Collection entries
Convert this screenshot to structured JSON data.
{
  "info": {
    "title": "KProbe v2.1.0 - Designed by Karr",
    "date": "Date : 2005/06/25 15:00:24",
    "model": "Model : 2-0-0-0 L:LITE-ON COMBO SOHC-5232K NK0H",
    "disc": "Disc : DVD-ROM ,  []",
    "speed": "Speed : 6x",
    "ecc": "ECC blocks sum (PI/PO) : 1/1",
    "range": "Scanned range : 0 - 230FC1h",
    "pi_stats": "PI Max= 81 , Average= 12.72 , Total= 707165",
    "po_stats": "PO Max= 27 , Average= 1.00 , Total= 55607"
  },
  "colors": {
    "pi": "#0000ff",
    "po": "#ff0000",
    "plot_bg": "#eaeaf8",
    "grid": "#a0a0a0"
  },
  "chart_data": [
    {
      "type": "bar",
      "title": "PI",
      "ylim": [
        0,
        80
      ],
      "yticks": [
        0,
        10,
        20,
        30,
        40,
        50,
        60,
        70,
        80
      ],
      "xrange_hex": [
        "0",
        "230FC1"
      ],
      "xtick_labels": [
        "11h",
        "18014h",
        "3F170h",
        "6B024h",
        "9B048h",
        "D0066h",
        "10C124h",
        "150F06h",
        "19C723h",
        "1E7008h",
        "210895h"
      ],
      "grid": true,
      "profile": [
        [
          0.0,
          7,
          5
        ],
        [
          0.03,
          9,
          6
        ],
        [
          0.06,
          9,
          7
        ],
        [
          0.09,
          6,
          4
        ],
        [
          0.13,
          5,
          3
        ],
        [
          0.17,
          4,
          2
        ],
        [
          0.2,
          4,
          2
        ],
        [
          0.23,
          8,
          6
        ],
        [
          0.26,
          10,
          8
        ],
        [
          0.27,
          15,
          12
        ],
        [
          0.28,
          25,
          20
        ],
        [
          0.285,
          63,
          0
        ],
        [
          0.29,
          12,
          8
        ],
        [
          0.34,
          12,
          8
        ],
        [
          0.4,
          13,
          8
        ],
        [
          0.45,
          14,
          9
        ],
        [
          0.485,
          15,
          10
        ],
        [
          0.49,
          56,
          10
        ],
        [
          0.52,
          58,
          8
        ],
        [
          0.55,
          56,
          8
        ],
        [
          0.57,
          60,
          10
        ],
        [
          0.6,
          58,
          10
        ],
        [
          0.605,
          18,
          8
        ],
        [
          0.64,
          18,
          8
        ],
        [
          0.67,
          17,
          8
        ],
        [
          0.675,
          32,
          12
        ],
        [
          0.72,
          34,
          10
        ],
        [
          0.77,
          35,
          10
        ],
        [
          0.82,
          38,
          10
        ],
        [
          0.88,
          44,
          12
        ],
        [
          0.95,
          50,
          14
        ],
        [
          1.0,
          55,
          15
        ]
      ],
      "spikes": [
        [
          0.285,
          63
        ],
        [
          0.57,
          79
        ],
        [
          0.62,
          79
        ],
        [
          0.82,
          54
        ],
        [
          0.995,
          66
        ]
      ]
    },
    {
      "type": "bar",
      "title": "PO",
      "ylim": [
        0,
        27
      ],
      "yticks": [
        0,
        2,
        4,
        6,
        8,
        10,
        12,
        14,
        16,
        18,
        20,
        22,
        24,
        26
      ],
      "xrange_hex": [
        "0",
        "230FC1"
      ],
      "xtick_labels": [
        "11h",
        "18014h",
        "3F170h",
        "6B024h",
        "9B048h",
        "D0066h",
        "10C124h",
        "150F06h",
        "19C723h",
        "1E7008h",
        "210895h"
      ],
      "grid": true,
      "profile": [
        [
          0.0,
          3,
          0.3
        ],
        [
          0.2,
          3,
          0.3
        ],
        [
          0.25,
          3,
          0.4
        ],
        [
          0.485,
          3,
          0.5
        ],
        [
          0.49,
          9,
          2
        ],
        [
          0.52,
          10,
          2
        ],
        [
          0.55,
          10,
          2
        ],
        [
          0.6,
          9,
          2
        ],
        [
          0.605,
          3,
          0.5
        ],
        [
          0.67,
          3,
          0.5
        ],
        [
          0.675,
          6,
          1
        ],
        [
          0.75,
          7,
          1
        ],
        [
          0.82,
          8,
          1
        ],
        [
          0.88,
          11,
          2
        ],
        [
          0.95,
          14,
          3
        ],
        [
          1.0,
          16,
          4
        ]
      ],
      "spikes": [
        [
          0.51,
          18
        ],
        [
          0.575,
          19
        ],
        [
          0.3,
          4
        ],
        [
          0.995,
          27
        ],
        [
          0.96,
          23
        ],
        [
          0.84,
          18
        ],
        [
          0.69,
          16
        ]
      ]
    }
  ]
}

• **DIRECTIONS**
Reproduce the complete set of lines precisely as supplied.

• **EXPECTED OUTPUT**
Convert this screenshot to structured JSON data.
{
  "info": {
    "title": "KProbe v2.1.0 - Designed by Karr",
    "date": "Date : 2005/06/25 15:00:24",
    "model": "Model : 2-0-0-0 L:LITE-ON COMBO SOHC-5232K NK0H",
    "disc": "Disc : DVD-ROM ,  []",
    "speed": "Speed : 6x",
    "ecc": "ECC blocks sum (PI/PO) : 1/1",
    "range": "Scanned range : 0 - 230FC1h",
    "pi_stats": "PI Max= 81 , Average= 12.72 , Total= 707165",
    "po_stats": "PO Max= 27 , Average= 1.00 , Total= 55607"
  },
  "colors": {
    "pi": "#0000ff",
    "po": "#ff0000",
    "plot_bg": "#eaeaf8",
    "grid": "#a0a0a0"
  },
  "chart_data": [
    {
      "type": "bar",
      "title": "PI",
      "ylim": [
        0,
        80
      ],
      "yticks": [
        0,
        10,
        20,
        30,
        40,
        50,
        60,
        70,
        80
      ],
      "xrange_hex": [
        "0",
        "230FC1"
      ],
      "xtick_labels": [
        "11h",
        "18014h",
        "3F170h",
        "6B024h",
        "9B048h",
        "D0066h",
        "10C124h",
        "150F06h",
        "19C723h",
        "1E7008h",
        "210895h"
      ],
      "grid": true,
      "profile": [
        [
          0.0,
          7,
          5
        ],
        [
          0.03,
          9,
          6
        ],
        [
          0.06,
          9,
          7
        ],
        [
          0.09,
          6,
          4
        ],
        [
          0.13,
          5,
          3
        ],
        [
          0.17,
          4,
          2
        ],
        [
          0.2,
          4,
          2
        ],
        [
          0.23,
          8,
          6
        ],
        [
          0.26,
          10,
          8
        ],
        [
          0.27,
          15,
          12
        ],
        [
          0.28,
          25,
          20
        ],
        [
          0.285,
          63,
          0
        ],
        [
          0.29,
          12,
          8
        ],
        [
          0.34,
          12,
          8
        ],
        [
          0.4,
          13,
          8
        ],
        [
          0.45,
          14,
          9
        ],
        [
          0.485,
          15,
          10
        ],
        [
          0.49,
          56,
          10
        ],
        [
          0.52,
          58,
          8
        ],
        [
          0.55,
          56,
          8
        ],
        [
          0.57,
          60,
          10
        ],
        [
          0.6,
          58,
          10
        ],
        [
          0.605,
          18,
          8
        ],
        [
          0.64,
          18,
          8
        ],
        [
          0.67,
          17,
          8
        ],
        [
          0.675,
          32,
          12
        ],
        [
          0.72,
          34,
          10
        ],
        [
          0.77,
          35,
          10
        ],
        [
          0.82,
          38,
          10
        ],
        [
          0.88,
          44,
          12
        ],
        [
          0.95,
          50,
          14
        ],
        [
          1.0,
          55,
          15
        ]
      ],
      "spikes": [
        [
          0.285,
          63
        ],
        [
          0.57,
          79
        ],
        [
          0.62,
          79
        ],
        [
          0.82,
          54
        ],
        [
          0.995,
          66
        ]
      ]
    },
    {
      "type": "bar",
      "title": "PO",
      "ylim": [
        0,
        27
      ],
      "yticks": [
        0,
        2,
        4,
        6,
        8,
        10,
        12,
        14,
        16,
        18,
        20,
        22,
        24,
        26
      ],
      "xrange_hex": [
        "0",
        "230FC1"
      ],
      "xtick_labels": [
        "11h",
        "18014h",
        "3F170h",
        "6B024h",
        "9B048h",
        "D0066h",
        "10C124h",
        "150F06h",
        "19C723h",
        "1E7008h",
        "210895h"
      ],
      "grid": true,
      "profile": [
        [
          0.0,
          3,
          0.3
        ],
        [
          0.2,
          3,
          0.3
        ],
        [
          0.25,
          3,
          0.4
        ],
        [
          0.485,
          3,
          0.5
        ],
        [
          0.49,
          9,
          2
        ],
        [
          0.52,
          10,
          2
        ],
        [
          0.55,
          10,
          2
        ],
        [
          0.6,
          9,
          2
        ],
        [
          0.605,
          3,
          0.5
        ],
        [
          0.67,
          3,
          0.5
        ],
        [
          0.675,
          6,
          1
        ],
        [
          0.75,
          7,
          1
        ],
        [
          0.82,
          8,
          1
        ],
        [
          0.88,
          11,
          2
        ],
        [
          0.95,
          14,
          3
        ],
        [
          1.0,
          16,
          4
        ]
      ],
      "spikes": [
        [
          0.51,
          18
        ],
        [
          0.575,
          19
        ],
        [
          0.3,
          4
        ],
        [
          0.995,
          27
        ],
        [
          0.96,
          23
        ],
        [
          0.84,
          18
        ],
        [
          0.69,
          16
        ]
      ]
    }
  ]
}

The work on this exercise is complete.